Your objective:
Word for word, restate every line of the material.
══════════════════════════════
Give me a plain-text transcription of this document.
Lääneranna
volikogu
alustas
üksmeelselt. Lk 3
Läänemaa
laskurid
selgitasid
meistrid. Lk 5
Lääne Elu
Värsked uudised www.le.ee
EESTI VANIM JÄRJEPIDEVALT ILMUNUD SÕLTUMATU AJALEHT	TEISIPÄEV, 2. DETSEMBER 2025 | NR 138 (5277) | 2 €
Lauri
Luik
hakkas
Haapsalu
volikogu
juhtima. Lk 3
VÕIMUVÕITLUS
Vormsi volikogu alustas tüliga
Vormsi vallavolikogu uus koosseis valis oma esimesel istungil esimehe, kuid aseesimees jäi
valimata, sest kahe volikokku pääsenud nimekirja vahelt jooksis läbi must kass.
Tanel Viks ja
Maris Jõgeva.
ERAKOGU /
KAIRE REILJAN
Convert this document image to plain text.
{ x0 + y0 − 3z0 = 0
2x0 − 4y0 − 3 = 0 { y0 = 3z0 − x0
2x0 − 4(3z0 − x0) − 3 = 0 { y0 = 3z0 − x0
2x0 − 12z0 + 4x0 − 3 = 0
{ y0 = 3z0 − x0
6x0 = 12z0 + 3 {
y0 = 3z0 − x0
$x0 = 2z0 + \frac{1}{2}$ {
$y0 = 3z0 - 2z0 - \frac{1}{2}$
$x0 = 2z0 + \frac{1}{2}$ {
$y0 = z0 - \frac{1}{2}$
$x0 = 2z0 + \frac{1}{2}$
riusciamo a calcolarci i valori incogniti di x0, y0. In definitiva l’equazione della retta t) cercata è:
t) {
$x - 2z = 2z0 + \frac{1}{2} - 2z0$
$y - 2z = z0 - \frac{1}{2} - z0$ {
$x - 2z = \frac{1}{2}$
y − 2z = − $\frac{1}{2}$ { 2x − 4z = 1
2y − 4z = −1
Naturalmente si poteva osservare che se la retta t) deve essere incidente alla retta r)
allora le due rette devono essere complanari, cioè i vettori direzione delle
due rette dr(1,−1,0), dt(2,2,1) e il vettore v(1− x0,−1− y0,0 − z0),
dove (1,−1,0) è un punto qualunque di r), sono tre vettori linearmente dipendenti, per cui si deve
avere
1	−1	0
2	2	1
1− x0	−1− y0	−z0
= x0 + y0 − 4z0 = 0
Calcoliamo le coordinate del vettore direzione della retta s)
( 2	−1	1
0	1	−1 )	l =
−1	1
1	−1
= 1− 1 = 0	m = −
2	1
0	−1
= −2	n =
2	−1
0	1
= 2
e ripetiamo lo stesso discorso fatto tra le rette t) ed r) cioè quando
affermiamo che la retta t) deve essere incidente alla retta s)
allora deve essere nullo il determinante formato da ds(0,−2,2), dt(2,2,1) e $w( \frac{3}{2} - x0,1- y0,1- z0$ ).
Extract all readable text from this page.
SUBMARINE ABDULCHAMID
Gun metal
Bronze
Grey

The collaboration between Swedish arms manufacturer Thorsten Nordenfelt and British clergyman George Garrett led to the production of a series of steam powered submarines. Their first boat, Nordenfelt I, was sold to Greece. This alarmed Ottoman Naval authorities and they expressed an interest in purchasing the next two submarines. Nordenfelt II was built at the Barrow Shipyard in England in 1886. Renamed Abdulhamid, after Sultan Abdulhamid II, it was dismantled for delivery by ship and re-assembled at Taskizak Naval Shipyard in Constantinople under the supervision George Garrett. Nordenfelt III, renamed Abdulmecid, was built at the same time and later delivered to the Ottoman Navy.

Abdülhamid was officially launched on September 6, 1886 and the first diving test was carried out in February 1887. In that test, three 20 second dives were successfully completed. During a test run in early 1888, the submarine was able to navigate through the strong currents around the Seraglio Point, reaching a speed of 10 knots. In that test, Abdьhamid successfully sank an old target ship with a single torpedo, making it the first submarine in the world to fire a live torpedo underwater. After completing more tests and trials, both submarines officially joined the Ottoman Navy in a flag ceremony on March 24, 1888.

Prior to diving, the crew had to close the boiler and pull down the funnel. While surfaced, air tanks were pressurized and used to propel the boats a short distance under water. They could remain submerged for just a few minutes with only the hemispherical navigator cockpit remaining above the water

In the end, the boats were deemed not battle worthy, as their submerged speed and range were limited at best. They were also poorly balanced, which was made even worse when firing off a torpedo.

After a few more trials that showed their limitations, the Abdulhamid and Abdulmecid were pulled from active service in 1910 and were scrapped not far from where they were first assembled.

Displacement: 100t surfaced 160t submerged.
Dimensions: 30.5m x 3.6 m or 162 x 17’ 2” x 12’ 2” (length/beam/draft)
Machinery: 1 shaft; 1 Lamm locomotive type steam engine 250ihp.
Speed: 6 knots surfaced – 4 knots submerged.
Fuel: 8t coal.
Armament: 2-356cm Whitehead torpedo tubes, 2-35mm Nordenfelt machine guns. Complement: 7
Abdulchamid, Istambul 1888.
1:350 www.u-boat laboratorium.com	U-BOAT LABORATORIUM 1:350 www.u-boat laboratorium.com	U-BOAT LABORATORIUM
══════════════════════════════
Reply to the task:
Give me a plain-text transcription of this document.
Lääneranna
volikogu
alustas
üksmeelselt. Lk 3
Läänemaa
laskurid
selgitasid
meistrid. Lk 5
Lääne Elu
Värsked uudised www.le.ee
EESTI VANIM JÄRJEPIDEVALT ILMUNUD SÕLTUMATU AJALEHT	TEISIPÄEV, 2. DETSEMBER 2025 | NR 138 (5277) | 2 €
Lauri
Luik
hakkas
Haapsalu
volikogu
juhtima. Lk 3
VÕIMUVÕITLUS
Vormsi volikogu alustas tüliga
Vormsi vallavolikogu uus koosseis valis oma esimesel istungil esimehe, kuid aseesimees jäi
valimata, sest kahe volikokku pääsenud nimekirja vahelt jooksis läbi must kass.
Tanel Viks ja
Maris Jõgeva.
ERAKOGU /
KAIRE REILJAN
Convert this document image to plain text.
{ x0 + y0 − 3z0 = 0
2x0 − 4y0 − 3 = 0 { y0 = 3z0 − x0
2x0 − 4(3z0 − x0) − 3 = 0 { y0 = 3z0 − x0
2x0 − 12z0 + 4x0 − 3 = 0
{ y0 = 3z0 − x0
6x0 = 12z0 + 3 {
y0 = 3z0 − x0
$x0 = 2z0 + \frac{1}{2}$ {
$y0 = 3z0 - 2z0 - \frac{1}{2}$
$x0 = 2z0 + \frac{1}{2}$ {
$y0 = z0 - \frac{1}{2}$
$x0 = 2z0 + \frac{1}{2}$
riusciamo a calcolarci i valori incogniti di x0, y0. In definitiva l’equazione della retta t) cercata è:
t) {
$x - 2z = 2z0 + \frac{1}{2} - 2z0$
$y - 2z = z0 - \frac{1}{2} - z0$ {
$x - 2z = \frac{1}{2}$
y − 2z = − $\frac{1}{2}$ { 2x − 4z = 1
2y − 4z = −1
Naturalmente si poteva osservare che se la retta t) deve essere incidente alla retta r)
allora le due rette devono essere complanari, cioè i vettori direzione delle
due rette dr(1,−1,0), dt(2,2,1) e il vettore v(1− x0,−1− y0,0 − z0),
dove (1,−1,0) è un punto qualunque di r), sono tre vettori linearmente dipendenti, per cui si deve
avere
1	−1	0
2	2	1
1− x0	−1− y0	−z0
= x0 + y0 − 4z0 = 0
Calcoliamo le coordinate del vettore direzione della retta s)
( 2	−1	1
0	1	−1 )	l =
−1	1
1	−1
= 1− 1 = 0	m = −
2	1
0	−1
= −2	n =
2	−1
0	1
= 2
e ripetiamo lo stesso discorso fatto tra le rette t) ed r) cioè quando
affermiamo che la retta t) deve essere incidente alla retta s)
allora deve essere nullo il determinante formato da ds(0,−2,2), dt(2,2,1) e $w( \frac{3}{2} - x0,1- y0,1- z0$ ).
Extract all readable text from this page.
SUBMARINE ABDULCHAMID
Gun metal
Bronze
Grey

The collaboration between Swedish arms manufacturer Thorsten Nordenfelt and British clergyman George Garrett led to the production of a series of steam powered submarines. Their first boat, Nordenfelt I, was sold to Greece. This alarmed Ottoman Naval authorities and they expressed an interest in purchasing the next two submarines. Nordenfelt II was built at the Barrow Shipyard in England in 1886. Renamed Abdulhamid, after Sultan Abdulhamid II, it was dismantled for delivery by ship and re-assembled at Taskizak Naval Shipyard in Constantinople under the supervision George Garrett. Nordenfelt III, renamed Abdulmecid, was built at the same time and later delivered to the Ottoman Navy.

Abdülhamid was officially launched on September 6, 1886 and the first diving test was carried out in February 1887. In that test, three 20 second dives were successfully completed. During a test run in early 1888, the submarine was able to navigate through the strong currents around the Seraglio Point, reaching a speed of 10 knots. In that test, Abdьhamid successfully sank an old target ship with a single torpedo, making it the first submarine in the world to fire a live torpedo underwater. After completing more tests and trials, both submarines officially joined the Ottoman Navy in a flag ceremony on March 24, 1888.

Prior to diving, the crew had to close the boiler and pull down the funnel. While surfaced, air tanks were pressurized and used to propel the boats a short distance under water. They could remain submerged for just a few minutes with only the hemispherical navigator cockpit remaining above the water

In the end, the boats were deemed not battle worthy, as their submerged speed and range were limited at best. They were also poorly balanced, which was made even worse when firing off a torpedo.

After a few more trials that showed their limitations, the Abdulhamid and Abdulmecid were pulled from active service in 1910 and were scrapped not far from where they were first assembled.

Displacement: 100t surfaced 160t submerged.
Dimensions: 30.5m x 3.6 m or 162 x 17’ 2” x 12’ 2” (length/beam/draft)
Machinery: 1 shaft; 1 Lamm locomotive type steam engine 250ihp.
Speed: 6 knots surfaced – 4 knots submerged.
Fuel: 8t coal.
Armament: 2-356cm Whitehead torpedo tubes, 2-35mm Nordenfelt machine guns. Complement: 7
Abdulchamid, Istambul 1888.
1:350 www.u-boat laboratorium.com	U-BOAT LABORATORIUM 1:350 www.u-boat laboratorium.com	U-BOAT LABORATORIUM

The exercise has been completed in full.